◆ WRITTEN TASK
Output solely the number of lines containing the string "Ahead".
__________
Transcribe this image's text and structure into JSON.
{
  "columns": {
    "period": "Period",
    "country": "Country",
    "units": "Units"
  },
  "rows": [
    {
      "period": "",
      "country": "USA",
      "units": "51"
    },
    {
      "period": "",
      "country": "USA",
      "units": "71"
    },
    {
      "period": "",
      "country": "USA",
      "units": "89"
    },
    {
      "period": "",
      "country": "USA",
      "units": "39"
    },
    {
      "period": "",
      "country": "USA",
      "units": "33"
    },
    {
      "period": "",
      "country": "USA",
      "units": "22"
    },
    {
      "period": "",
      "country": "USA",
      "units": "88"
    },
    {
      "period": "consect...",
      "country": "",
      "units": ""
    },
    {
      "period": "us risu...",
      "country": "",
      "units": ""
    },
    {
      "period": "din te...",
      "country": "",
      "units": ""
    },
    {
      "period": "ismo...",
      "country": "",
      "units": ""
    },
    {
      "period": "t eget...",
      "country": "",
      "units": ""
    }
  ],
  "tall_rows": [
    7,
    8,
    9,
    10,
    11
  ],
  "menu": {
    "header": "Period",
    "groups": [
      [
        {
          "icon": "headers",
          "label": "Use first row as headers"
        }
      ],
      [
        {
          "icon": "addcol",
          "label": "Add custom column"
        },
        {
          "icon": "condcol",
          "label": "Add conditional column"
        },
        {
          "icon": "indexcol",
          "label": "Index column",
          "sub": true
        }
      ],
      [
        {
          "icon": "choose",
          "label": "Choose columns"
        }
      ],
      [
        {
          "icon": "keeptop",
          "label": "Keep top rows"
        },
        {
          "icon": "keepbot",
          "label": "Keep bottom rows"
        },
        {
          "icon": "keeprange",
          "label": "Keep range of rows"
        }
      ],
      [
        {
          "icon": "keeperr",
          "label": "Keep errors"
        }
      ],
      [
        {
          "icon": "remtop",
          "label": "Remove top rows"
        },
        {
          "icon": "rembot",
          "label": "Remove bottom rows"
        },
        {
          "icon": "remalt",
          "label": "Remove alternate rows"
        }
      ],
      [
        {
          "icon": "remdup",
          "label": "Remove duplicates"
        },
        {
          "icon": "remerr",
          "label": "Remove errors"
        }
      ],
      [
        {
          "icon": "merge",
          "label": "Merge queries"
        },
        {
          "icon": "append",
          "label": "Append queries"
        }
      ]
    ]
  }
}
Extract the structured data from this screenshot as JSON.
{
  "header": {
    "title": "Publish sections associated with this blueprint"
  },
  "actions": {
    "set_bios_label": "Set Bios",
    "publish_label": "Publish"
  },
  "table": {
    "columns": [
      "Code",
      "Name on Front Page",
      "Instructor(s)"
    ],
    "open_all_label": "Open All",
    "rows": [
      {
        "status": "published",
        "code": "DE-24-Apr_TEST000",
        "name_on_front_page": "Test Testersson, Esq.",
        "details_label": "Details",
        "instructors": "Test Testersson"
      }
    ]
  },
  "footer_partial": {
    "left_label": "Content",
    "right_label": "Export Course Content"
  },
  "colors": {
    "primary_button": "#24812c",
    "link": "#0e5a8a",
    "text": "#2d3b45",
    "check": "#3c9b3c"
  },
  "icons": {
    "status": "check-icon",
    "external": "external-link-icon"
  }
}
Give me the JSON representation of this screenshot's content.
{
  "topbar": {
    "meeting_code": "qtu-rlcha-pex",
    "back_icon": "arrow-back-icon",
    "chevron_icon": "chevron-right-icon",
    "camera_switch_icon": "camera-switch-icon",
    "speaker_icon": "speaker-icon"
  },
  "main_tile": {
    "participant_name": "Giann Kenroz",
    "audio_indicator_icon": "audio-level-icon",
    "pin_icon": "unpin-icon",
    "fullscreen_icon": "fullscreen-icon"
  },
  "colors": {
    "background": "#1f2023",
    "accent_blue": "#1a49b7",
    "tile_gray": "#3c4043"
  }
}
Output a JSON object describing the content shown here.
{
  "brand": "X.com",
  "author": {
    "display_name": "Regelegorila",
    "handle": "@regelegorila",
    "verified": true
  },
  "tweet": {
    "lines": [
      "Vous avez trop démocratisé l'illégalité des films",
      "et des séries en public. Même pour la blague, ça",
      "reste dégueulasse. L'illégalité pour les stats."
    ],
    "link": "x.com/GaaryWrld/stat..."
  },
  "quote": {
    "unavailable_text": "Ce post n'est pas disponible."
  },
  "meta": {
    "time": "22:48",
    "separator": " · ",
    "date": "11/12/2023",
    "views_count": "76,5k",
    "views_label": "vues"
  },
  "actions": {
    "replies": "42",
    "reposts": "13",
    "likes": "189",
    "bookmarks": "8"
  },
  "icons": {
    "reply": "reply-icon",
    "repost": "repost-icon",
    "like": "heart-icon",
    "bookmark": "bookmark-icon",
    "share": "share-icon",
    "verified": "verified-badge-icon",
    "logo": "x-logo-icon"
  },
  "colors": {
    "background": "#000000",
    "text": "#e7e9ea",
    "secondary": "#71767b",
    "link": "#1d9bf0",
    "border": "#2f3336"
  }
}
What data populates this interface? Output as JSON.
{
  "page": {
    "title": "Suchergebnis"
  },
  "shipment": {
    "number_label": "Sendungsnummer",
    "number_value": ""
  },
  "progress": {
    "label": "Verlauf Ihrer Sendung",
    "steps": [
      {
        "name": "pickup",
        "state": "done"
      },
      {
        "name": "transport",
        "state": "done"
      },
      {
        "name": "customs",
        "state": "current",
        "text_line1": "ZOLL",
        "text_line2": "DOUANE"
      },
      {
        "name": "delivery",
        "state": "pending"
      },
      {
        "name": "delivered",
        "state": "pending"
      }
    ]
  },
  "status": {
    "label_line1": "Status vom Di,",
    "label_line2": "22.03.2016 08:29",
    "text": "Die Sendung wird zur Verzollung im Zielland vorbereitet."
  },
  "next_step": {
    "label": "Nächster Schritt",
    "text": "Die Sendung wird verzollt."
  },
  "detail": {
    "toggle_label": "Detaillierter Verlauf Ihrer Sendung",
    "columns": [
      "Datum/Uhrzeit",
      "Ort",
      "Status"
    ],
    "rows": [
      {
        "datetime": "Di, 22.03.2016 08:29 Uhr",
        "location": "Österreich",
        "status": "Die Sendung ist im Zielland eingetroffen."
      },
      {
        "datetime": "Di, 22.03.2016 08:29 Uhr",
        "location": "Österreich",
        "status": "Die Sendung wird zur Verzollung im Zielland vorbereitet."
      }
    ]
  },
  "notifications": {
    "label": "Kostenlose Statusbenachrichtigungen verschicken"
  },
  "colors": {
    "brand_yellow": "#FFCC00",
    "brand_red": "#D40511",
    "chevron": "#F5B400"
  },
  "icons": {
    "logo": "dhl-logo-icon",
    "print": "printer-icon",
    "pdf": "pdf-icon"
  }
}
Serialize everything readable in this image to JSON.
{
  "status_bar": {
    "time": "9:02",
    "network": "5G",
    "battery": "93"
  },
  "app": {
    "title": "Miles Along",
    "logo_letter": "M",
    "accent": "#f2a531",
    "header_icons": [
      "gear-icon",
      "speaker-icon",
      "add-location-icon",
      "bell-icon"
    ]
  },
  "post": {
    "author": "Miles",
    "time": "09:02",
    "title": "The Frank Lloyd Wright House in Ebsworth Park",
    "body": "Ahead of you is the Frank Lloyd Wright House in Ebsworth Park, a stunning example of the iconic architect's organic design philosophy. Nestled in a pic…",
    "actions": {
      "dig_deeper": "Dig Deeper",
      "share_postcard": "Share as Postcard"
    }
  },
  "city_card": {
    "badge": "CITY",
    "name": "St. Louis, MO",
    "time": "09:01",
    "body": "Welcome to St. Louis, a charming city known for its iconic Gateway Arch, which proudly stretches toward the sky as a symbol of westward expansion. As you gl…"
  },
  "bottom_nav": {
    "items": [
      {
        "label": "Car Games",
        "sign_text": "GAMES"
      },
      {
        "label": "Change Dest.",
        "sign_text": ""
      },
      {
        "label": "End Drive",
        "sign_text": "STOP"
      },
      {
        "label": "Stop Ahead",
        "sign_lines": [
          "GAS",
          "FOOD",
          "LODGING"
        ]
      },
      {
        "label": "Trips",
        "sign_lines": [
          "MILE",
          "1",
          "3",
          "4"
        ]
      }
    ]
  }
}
__________
◆ SOLUTION
2